## THE REQUEST
Your task is to transcribe all of the data below exactly, omitting the images.

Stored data
________

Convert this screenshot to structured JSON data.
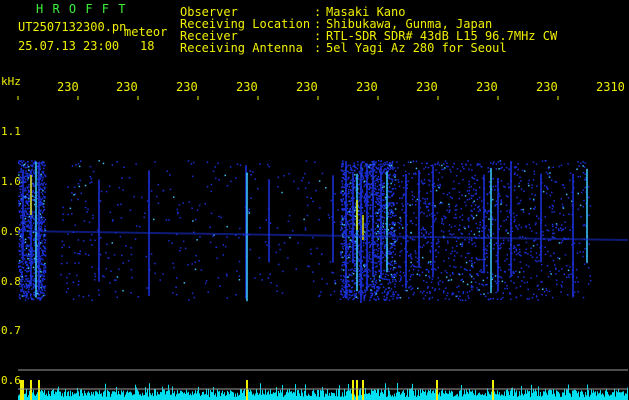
{
  "header": {
    "brand": "H R O F F T",
    "filename": "UT2507132300.pn",
    "meteor_label": "meteor",
    "datetime": "25.07.13 23:00",
    "count": "18",
    "observer_label": "Observer",
    "location_label": "Receiving Location",
    "receiver_label": "Receiver",
    "antenna_label": "Receiving Antenna",
    "colon1": ":",
    "colon2": ":",
    "colon3": ":",
    "colon4": ":",
    "observer_value": "Masaki Kano",
    "location_value": "Shibukawa, Gunma, Japan",
    "receiver_value": "RTL-SDR SDR# 43dB L15 96.7MHz CW",
    "antenna_value": "5el Yagi Az 280 for Seoul"
  },
  "axis": {
    "unit": "kHz",
    "x_ticks": [
      "230",
      "230",
      "230",
      "230",
      "230",
      "230",
      "230",
      "230",
      "230",
      "2310"
    ],
    "y_ticks": [
      "1.1",
      "1.0",
      "0.9",
      "0.8",
      "0.7",
      "0.6"
    ]
  },
  "colors": {
    "text": "#f0f000",
    "brand": "#3cf03c",
    "signal_low": "#1a2fd8",
    "signal_mid": "#3cc0f0",
    "signal_high": "#f0f000",
    "level_bars": "#00e0f0"
  }
}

________

## ANSWER FOR THIS EXERCISE
Convert this screenshot to structured JSON data.
{
  "header": {
    "brand": "H R O F F T",
    "filename": "UT2507132300.pn",
    "meteor_label": "meteor",
    "datetime": "25.07.13 23:00",
    "count": "18",
    "observer_label": "Observer",
    "location_label": "Receiving Location",
    "receiver_label": "Receiver",
    "antenna_label": "Receiving Antenna",
    "colon1": ":",
    "colon2": ":",
    "colon3": ":",
    "colon4": ":",
    "observer_value": "Masaki Kano",
    "location_value": "Shibukawa, Gunma, Japan",
    "receiver_value": "RTL-SDR SDR# 43dB L15 96.7MHz CW",
    "antenna_value": "5el Yagi Az 280 for Seoul"
  },
  "axis": {
    "unit": "kHz",
    "x_ticks": [
      "230",
      "230",
      "230",
      "230",
      "230",
      "230",
      "230",
      "230",
      "230",
      "2310"
    ],
    "y_ticks": [
      "1.1",
      "1.0",
      "0.9",
      "0.8",
      "0.7",
      "0.6"
    ]
  },
  "colors": {
    "text": "#f0f000",
    "brand": "#3cf03c",
    "signal_low": "#1a2fd8",
    "signal_mid": "#3cc0f0",
    "signal_high": "#f0f000",
    "level_bars": "#00e0f0"
  }
}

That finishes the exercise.